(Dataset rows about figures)
>>
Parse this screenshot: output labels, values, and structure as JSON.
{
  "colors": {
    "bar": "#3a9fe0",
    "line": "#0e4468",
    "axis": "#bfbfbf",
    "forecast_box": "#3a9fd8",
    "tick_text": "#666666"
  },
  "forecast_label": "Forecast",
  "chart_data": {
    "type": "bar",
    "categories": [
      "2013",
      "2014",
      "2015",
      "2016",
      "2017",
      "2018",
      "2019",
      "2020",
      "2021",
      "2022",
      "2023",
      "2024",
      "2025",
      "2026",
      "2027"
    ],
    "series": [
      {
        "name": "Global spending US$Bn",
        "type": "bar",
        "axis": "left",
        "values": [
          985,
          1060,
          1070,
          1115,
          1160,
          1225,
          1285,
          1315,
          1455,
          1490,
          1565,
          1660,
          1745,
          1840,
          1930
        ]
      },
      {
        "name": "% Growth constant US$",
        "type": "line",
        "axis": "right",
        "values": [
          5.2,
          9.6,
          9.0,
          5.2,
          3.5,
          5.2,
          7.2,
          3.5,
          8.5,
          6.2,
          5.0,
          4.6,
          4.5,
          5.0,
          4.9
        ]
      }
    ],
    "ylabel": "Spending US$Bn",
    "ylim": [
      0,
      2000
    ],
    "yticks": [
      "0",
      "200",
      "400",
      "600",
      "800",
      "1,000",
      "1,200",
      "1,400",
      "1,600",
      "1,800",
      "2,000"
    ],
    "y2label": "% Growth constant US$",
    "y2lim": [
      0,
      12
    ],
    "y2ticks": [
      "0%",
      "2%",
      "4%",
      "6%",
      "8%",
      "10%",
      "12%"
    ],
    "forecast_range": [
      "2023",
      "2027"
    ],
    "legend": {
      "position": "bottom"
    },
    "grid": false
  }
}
<<
== Aim of the task ==
Using the listing above, please repeat every entry exactly.

== Task response ==
Parse this screenshot: output labels, values, and structure as JSON.
{
  "colors": {
    "bar": "#3a9fe0",
    "line": "#0e4468",
    "axis": "#bfbfbf",
    "forecast_box": "#3a9fd8",
    "tick_text": "#666666"
  },
  "forecast_label": "Forecast",
  "chart_data": {
    "type": "bar",
    "categories": [
      "2013",
      "2014",
      "2015",
      "2016",
      "2017",
      "2018",
      "2019",
      "2020",
      "2021",
      "2022",
      "2023",
      "2024",
      "2025",
      "2026",
      "2027"
    ],
    "series": [
      {
        "name": "Global spending US$Bn",
        "type": "bar",
        "axis": "left",
        "values": [
          985,
          1060,
          1070,
          1115,
          1160,
          1225,
          1285,
          1315,
          1455,
          1490,
          1565,
          1660,
          1745,
          1840,
          1930
        ]
      },
      {
        "name": "% Growth constant US$",
        "type": "line",
        "axis": "right",
        "values": [
          5.2,
          9.6,
          9.0,
          5.2,
          3.5,
          5.2,
          7.2,
          3.5,
          8.5,
          6.2,
          5.0,
          4.6,
          4.5,
          5.0,
          4.9
        ]
      }
    ],
    "ylabel": "Spending US$Bn",
    "ylim": [
      0,
      2000
    ],
    "yticks": [
      "0",
      "200",
      "400",
      "600",
      "800",
      "1,000",
      "1,200",
      "1,400",
      "1,600",
      "1,800",
      "2,000"
    ],
    "y2label": "% Growth constant US$",
    "y2lim": [
      0,
      12
    ],
    "y2ticks": [
      "0%",
      "2%",
      "4%",
      "6%",
      "8%",
      "10%",
      "12%"
    ],
    "forecast_range": [
      "2023",
      "2027"
    ],
    "legend": {
      "position": "bottom"
    },
    "grid": false
  }
}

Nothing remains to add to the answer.